Task =
Rewrite the part that opens with the line containing "x-tick-label: 0 [101, 443, 107, 452]" and closes with the line containing "point [189, 278, 198, 286]", changing "point" to "marker" and leaving everything else unchanged. Return only those lines.

[Spatial layout entries]
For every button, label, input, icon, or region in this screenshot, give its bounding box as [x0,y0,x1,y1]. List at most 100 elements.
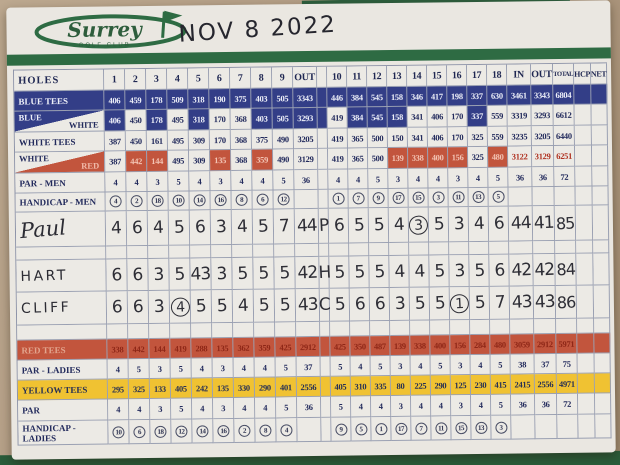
hole-15-cell: 11 [431,416,452,441]
hole-6-cell: 16 [210,190,232,211]
printed-value: 5 [495,172,500,183]
handwritten-score: 6 [131,217,143,239]
row-label: WHITE RED [15,151,106,174]
printed-value: 5 [338,401,343,412]
handwritten-score: 4 [393,261,405,282]
hcp-cell [575,166,593,187]
hole-3-cell: 3 [147,171,169,192]
out-repeat-cell: 36 [535,394,558,416]
hole-5-cell: 4 [192,398,214,420]
hole-2-cell: 450 [125,110,147,132]
printed-value: 6804 [555,89,572,100]
hole-8-cell: 4 [254,357,276,378]
out-repeat-cell: 43 [533,286,557,320]
printed-value: 406 [108,115,121,126]
in-cell: 3461 [507,85,532,106]
hole-15-cell: 5 [430,355,451,376]
hole-3-cell [149,323,171,339]
hole-8-cell: 4 [255,397,277,419]
out-repeat-cell: 3293 [531,105,554,127]
spacer-column [320,376,332,397]
printed-value: 3 [221,403,226,414]
row-label: YELLOW TEES [17,379,109,401]
hole-8-cell: 8 [255,418,277,443]
hole-11-cell: 5 [348,208,370,244]
hole-7-cell: 2 [234,418,256,443]
handwritten-score: 5 [473,260,485,281]
hole-7-cell: 368 [230,129,253,150]
hole-1-cell: 6 [106,291,129,325]
printed-value: 3235 [511,130,528,142]
printed-value: 3122 [511,151,528,162]
printed-value: 36 [515,171,524,182]
printed-value: 3129 [534,151,551,162]
hole-5-cell: 14 [189,191,211,211]
hole-13-cell: 3 [389,287,411,322]
printed-value: 2912 [299,341,316,352]
handwritten-score: 7 [494,292,505,313]
hole-1-cell: 406 [104,110,126,132]
printed-value: 318 [192,93,205,104]
hole-15-cell: 4 [431,395,452,417]
hole-13-cell: 150 [387,127,409,149]
hole-5-cell: 43 [190,258,212,291]
spacer-column [317,107,328,129]
hole-12-cell: 12 [367,66,388,88]
spacer-column [317,66,328,88]
hole-16-cell: 170 [447,127,468,148]
hole-17-cell: 337 [467,85,488,107]
hole-13-cell: 4 [389,255,410,289]
club-subtitle: GOLF CLUB [79,42,131,49]
printed-value: 4 [262,362,267,373]
hole-14-cell: 4 [408,168,429,189]
hole-3-cell: 18 [150,419,172,444]
printed-value: 75 [562,358,571,369]
hole-5-cell: 242 [191,378,214,399]
printed-value: 295 [111,383,124,394]
handwritten-score: 4 [152,217,164,239]
in-cell: 36 [511,394,536,416]
handwritten-score: 3 [215,216,227,238]
net-cell [592,186,609,206]
row-label: RED TEES [17,339,108,361]
spacer-column [317,87,328,108]
handwritten-score: 6 [111,297,123,318]
scorecard-header: Surrey GOLF CLUB NOV 8 2022 [6,0,611,54]
printed-value: 230 [474,379,487,390]
hole-2-cell: 4 [129,398,151,421]
hole-10-cell: 405 [330,376,352,397]
printed-value: 3205 [534,130,551,141]
printed-value: 509 [171,94,184,105]
hole-6-cell: 5 [211,289,234,324]
hole-6-cell: 3 [212,357,234,379]
row-label: HART [16,259,107,293]
hole-1-cell: 406 [104,90,126,111]
hole-17-cell: 230 [470,374,492,396]
circled-handicap: 10 [112,425,125,438]
handwritten-score: 41 [533,212,554,234]
handwritten-score: 43 [534,291,555,313]
hole-10-cell: 425 [330,336,351,357]
hole-9-cell [274,244,296,258]
printed-value: 3 [218,175,223,186]
printed-value: 3 [398,360,403,371]
hcp-cell [577,333,595,354]
handwritten-score: 42 [510,259,532,281]
hole-8-cell: 8 [251,67,273,89]
hole-4-cell: 495 [168,150,190,172]
hole-8-cell: 5 [253,257,275,290]
hole-7-cell: 4 [232,289,255,323]
out-repeat-cell: 37 [534,354,557,375]
handwritten-score: 3 [153,264,164,285]
printed-value: 72 [563,398,572,409]
net-cell [593,253,610,286]
total-cell: 72 [554,166,576,188]
printed-value: 284 [473,339,486,350]
hole-4-cell: 495 [167,109,189,131]
hole-8-cell: 4 [252,170,274,191]
printed-value: 156 [451,152,464,163]
printed-value: 425 [279,341,292,352]
circled-handicap: 7 [352,192,365,205]
hole-5-cell: 4 [191,358,213,379]
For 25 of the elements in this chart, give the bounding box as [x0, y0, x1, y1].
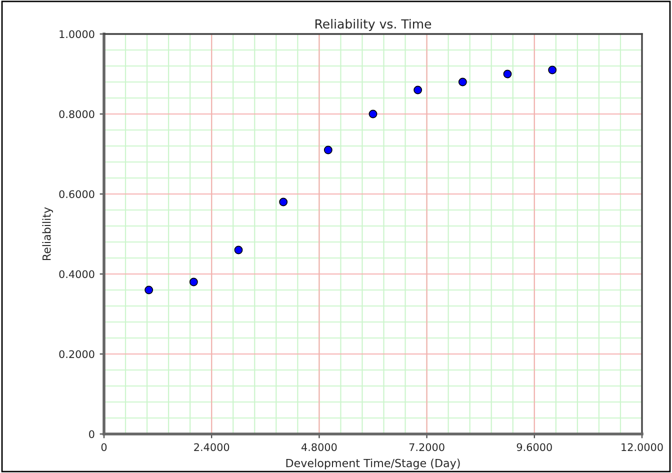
x-tick-label: 0 [101, 443, 107, 452]
x-tick-label: 2.4000 [194, 443, 230, 452]
y-tick-label: 0.2000 [59, 350, 94, 358]
point [279, 198, 288, 206]
point [458, 78, 467, 86]
point [414, 86, 422, 94]
x-tick-label: 4.8000 [301, 443, 337, 452]
chart-title: Reliability vs. Time [315, 18, 432, 32]
point [368, 110, 378, 118]
x-tick-label: 7.2000 [409, 443, 444, 452]
point [324, 146, 332, 154]
y-tick-label: 0 [89, 430, 94, 438]
point [234, 246, 243, 254]
point [189, 278, 198, 286]
y-tick-label: 0.4000 [59, 270, 94, 278]
x-axis-title: Development Time/Stage (Day) [286, 458, 460, 470]
point [503, 70, 512, 78]
y-tick-label: 0.8000 [59, 110, 94, 118]
point [548, 66, 557, 74]
y-tick-label: 1.0000 [60, 30, 94, 38]
x-tick-label: 12.0000 [622, 443, 663, 452]
point [144, 286, 154, 294]
y-axis-title: Reliability [42, 207, 53, 260]
x-tick-label: 9.6000 [516, 443, 552, 452]
y-tick-label: 0.6000 [59, 190, 94, 198]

Exercise answer =
x-tick-label: 0 [101, 443, 107, 452]
x-tick-label: 2.4000 [194, 443, 230, 452]
y-tick-label: 0.2000 [59, 350, 94, 358]
marker [279, 198, 288, 206]
marker [458, 78, 467, 86]
marker [414, 86, 422, 94]
x-tick-label: 4.8000 [301, 443, 337, 452]
chart-title: Reliability vs. Time [315, 18, 432, 32]
marker [368, 110, 378, 118]
x-tick-label: 7.2000 [409, 443, 444, 452]
marker [324, 146, 332, 154]
y-tick-label: 0 [89, 430, 94, 438]
marker [234, 246, 243, 254]
marker [189, 278, 198, 286]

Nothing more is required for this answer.